(Dataset records)
#####
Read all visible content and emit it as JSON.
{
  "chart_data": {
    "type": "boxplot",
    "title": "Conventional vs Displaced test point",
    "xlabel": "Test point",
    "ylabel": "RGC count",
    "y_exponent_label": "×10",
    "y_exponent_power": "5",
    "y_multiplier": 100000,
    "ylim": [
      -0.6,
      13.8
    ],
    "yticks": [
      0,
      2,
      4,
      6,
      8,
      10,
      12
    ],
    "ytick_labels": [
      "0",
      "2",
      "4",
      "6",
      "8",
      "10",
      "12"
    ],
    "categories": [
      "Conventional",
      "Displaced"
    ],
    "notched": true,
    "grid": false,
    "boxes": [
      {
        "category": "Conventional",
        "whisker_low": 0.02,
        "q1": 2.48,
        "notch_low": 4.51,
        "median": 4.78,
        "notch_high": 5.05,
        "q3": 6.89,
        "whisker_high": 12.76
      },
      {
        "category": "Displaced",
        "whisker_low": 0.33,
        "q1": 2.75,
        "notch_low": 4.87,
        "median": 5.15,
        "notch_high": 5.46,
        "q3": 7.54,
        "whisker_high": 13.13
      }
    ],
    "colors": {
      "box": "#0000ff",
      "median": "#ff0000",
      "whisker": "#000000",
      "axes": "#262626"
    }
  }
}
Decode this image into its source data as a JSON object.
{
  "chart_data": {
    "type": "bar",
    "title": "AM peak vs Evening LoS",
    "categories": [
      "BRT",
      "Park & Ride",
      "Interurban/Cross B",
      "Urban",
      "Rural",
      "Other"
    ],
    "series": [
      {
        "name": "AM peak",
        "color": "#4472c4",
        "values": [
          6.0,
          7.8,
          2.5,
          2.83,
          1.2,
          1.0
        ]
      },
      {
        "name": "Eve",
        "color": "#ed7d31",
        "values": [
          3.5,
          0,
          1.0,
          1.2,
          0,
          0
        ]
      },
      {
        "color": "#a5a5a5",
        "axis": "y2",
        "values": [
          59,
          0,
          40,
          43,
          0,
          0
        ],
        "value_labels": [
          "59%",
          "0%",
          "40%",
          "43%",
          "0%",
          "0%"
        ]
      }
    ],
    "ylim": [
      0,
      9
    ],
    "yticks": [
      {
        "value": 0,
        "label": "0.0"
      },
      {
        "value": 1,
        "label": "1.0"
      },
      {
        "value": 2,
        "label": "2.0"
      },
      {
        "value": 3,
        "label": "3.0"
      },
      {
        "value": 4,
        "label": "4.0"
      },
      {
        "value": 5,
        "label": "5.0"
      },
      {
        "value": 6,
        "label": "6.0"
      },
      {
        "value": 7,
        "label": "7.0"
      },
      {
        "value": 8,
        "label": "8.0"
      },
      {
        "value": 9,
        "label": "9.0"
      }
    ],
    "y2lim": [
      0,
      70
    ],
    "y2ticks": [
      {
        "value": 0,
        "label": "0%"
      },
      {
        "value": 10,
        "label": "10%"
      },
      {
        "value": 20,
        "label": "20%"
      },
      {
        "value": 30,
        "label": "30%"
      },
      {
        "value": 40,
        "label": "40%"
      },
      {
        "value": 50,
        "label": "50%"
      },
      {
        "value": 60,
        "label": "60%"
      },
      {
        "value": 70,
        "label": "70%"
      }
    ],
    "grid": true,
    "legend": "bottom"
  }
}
#####
Quote every record above exactly.

Task output>
Read all visible content and emit it as JSON.
{
  "chart_data": {
    "type": "boxplot",
    "title": "Conventional vs Displaced test point",
    "xlabel": "Test point",
    "ylabel": "RGC count",
    "y_exponent_label": "×10",
    "y_exponent_power": "5",
    "y_multiplier": 100000,
    "ylim": [
      -0.6,
      13.8
    ],
    "yticks": [
      0,
      2,
      4,
      6,
      8,
      10,
      12
    ],
    "ytick_labels": [
      "0",
      "2",
      "4",
      "6",
      "8",
      "10",
      "12"
    ],
    "categories": [
      "Conventional",
      "Displaced"
    ],
    "notched": true,
    "grid": false,
    "boxes": [
      {
        "category": "Conventional",
        "whisker_low": 0.02,
        "q1": 2.48,
        "notch_low": 4.51,
        "median": 4.78,
        "notch_high": 5.05,
        "q3": 6.89,
        "whisker_high": 12.76
      },
      {
        "category": "Displaced",
        "whisker_low": 0.33,
        "q1": 2.75,
        "notch_low": 4.87,
        "median": 5.15,
        "notch_high": 5.46,
        "q3": 7.54,
        "whisker_high": 13.13
      }
    ],
    "colors": {
      "box": "#0000ff",
      "median": "#ff0000",
      "whisker": "#000000",
      "axes": "#262626"
    }
  }
}
Decode this image into its source data as a JSON object.
{
  "chart_data": {
    "type": "bar",
    "title": "AM peak vs Evening LoS",
    "categories": [
      "BRT",
      "Park & Ride",
      "Interurban/Cross B",
      "Urban",
      "Rural",
      "Other"
    ],
    "series": [
      {
        "name": "AM peak",
        "color": "#4472c4",
        "values": [
          6.0,
          7.8,
          2.5,
          2.83,
          1.2,
          1.0
        ]
      },
      {
        "name": "Eve",
        "color": "#ed7d31",
        "values": [
          3.5,
          0,
          1.0,
          1.2,
          0,
          0
        ]
      },
      {
        "color": "#a5a5a5",
        "axis": "y2",
        "values": [
          59,
          0,
          40,
          43,
          0,
          0
        ],
        "value_labels": [
          "59%",
          "0%",
          "40%",
          "43%",
          "0%",
          "0%"
        ]
      }
    ],
    "ylim": [
      0,
      9
    ],
    "yticks": [
      {
        "value": 0,
        "label": "0.0"
      },
      {
        "value": 1,
        "label": "1.0"
      },
      {
        "value": 2,
        "label": "2.0"
      },
      {
        "value": 3,
        "label": "3.0"
      },
      {
        "value": 4,
        "label": "4.0"
      },
      {
        "value": 5,
        "label": "5.0"
      },
      {
        "value": 6,
        "label": "6.0"
      },
      {
        "value": 7,
        "label": "7.0"
      },
      {
        "value": 8,
        "label": "8.0"
      },
      {
        "value": 9,
        "label": "9.0"
      }
    ],
    "y2lim": [
      0,
      70
    ],
    "y2ticks": [
      {
        "value": 0,
        "label": "0%"
      },
      {
        "value": 10,
        "label": "10%"
      },
      {
        "value": 20,
        "label": "20%"
      },
      {
        "value": 30,
        "label": "30%"
      },
      {
        "value": 40,
        "label": "40%"
      },
      {
        "value": 50,
        "label": "50%"
      },
      {
        "value": 60,
        "label": "60%"
      },
      {
        "value": 70,
        "label": "70%"
      }
    ],
    "grid": true,
    "legend": "bottom"
  }
}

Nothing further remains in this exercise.